Given instruction
All of the data below should be written out exactly.

(Entries from a dataset)
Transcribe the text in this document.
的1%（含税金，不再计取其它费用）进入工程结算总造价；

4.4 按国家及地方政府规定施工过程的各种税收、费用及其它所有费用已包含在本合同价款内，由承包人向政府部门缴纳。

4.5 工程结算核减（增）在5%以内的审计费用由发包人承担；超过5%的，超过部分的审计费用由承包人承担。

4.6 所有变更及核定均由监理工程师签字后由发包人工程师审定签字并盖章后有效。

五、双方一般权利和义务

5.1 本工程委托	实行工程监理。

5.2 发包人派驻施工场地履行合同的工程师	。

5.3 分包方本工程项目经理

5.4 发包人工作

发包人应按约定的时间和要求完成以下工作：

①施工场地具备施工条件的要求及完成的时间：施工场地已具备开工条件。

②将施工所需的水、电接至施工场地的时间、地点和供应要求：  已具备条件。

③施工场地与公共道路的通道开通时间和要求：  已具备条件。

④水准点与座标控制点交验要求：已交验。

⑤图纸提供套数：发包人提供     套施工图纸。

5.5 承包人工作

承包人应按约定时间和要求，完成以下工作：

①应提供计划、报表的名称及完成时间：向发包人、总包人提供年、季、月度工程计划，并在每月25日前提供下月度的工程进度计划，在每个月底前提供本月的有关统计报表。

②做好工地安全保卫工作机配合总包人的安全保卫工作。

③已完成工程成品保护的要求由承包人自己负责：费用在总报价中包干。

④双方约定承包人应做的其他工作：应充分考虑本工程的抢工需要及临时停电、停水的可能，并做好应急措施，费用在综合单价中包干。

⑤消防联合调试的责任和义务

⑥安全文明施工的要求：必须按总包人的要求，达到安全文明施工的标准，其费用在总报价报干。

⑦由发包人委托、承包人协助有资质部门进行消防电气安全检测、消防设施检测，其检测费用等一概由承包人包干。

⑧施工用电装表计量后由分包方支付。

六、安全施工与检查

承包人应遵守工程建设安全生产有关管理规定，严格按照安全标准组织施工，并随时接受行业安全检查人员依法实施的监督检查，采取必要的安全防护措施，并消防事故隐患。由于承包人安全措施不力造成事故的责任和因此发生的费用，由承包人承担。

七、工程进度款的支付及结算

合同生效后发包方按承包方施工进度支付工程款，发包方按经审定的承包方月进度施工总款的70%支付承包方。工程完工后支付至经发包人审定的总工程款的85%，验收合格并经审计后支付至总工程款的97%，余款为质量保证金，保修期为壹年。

The result
Transcribe the text in this document.
的1%（含税金，不再计取其它费用）进入工程结算总造价；

4.4 按国家及地方政府规定施工过程的各种税收、费用及其它所有费用已包含在本合同价款内，由承包人向政府部门缴纳。

4.5 工程结算核减（增）在5%以内的审计费用由发包人承担；超过5%的，超过部分的审计费用由承包人承担。

4.6 所有变更及核定均由监理工程师签字后由发包人工程师审定签字并盖章后有效。

五、双方一般权利和义务

5.1 本工程委托	实行工程监理。

5.2 发包人派驻施工场地履行合同的工程师	。

5.3 分包方本工程项目经理

5.4 发包人工作

发包人应按约定的时间和要求完成以下工作：

①施工场地具备施工条件的要求及完成的时间：施工场地已具备开工条件。

②将施工所需的水、电接至施工场地的时间、地点和供应要求：  已具备条件。

③施工场地与公共道路的通道开通时间和要求：  已具备条件。

④水准点与座标控制点交验要求：已交验。

⑤图纸提供套数：发包人提供     套施工图纸。

5.5 承包人工作

承包人应按约定时间和要求，完成以下工作：

①应提供计划、报表的名称及完成时间：向发包人、总包人提供年、季、月度工程计划，并在每月25日前提供下月度的工程进度计划，在每个月底前提供本月的有关统计报表。

②做好工地安全保卫工作机配合总包人的安全保卫工作。

③已完成工程成品保护的要求由承包人自己负责：费用在总报价中包干。

④双方约定承包人应做的其他工作：应充分考虑本工程的抢工需要及临时停电、停水的可能，并做好应急措施，费用在综合单价中包干。

⑤消防联合调试的责任和义务

⑥安全文明施工的要求：必须按总包人的要求，达到安全文明施工的标准，其费用在总报价报干。

⑦由发包人委托、承包人协助有资质部门进行消防电气安全检测、消防设施检测，其检测费用等一概由承包人包干。

⑧施工用电装表计量后由分包方支付。

六、安全施工与检查

承包人应遵守工程建设安全生产有关管理规定，严格按照安全标准组织施工，并随时接受行业安全检查人员依法实施的监督检查，采取必要的安全防护措施，并消防事故隐患。由于承包人安全措施不力造成事故的责任和因此发生的费用，由承包人承担。

七、工程进度款的支付及结算

合同生效后发包方按承包方施工进度支付工程款，发包方按经审定的承包方月进度施工总款的70%支付承包方。工程完工后支付至经发包人审定的总工程款的85%，验收合格并经审计后支付至总工程款的97%，余款为质量保证金，保修期为壹年。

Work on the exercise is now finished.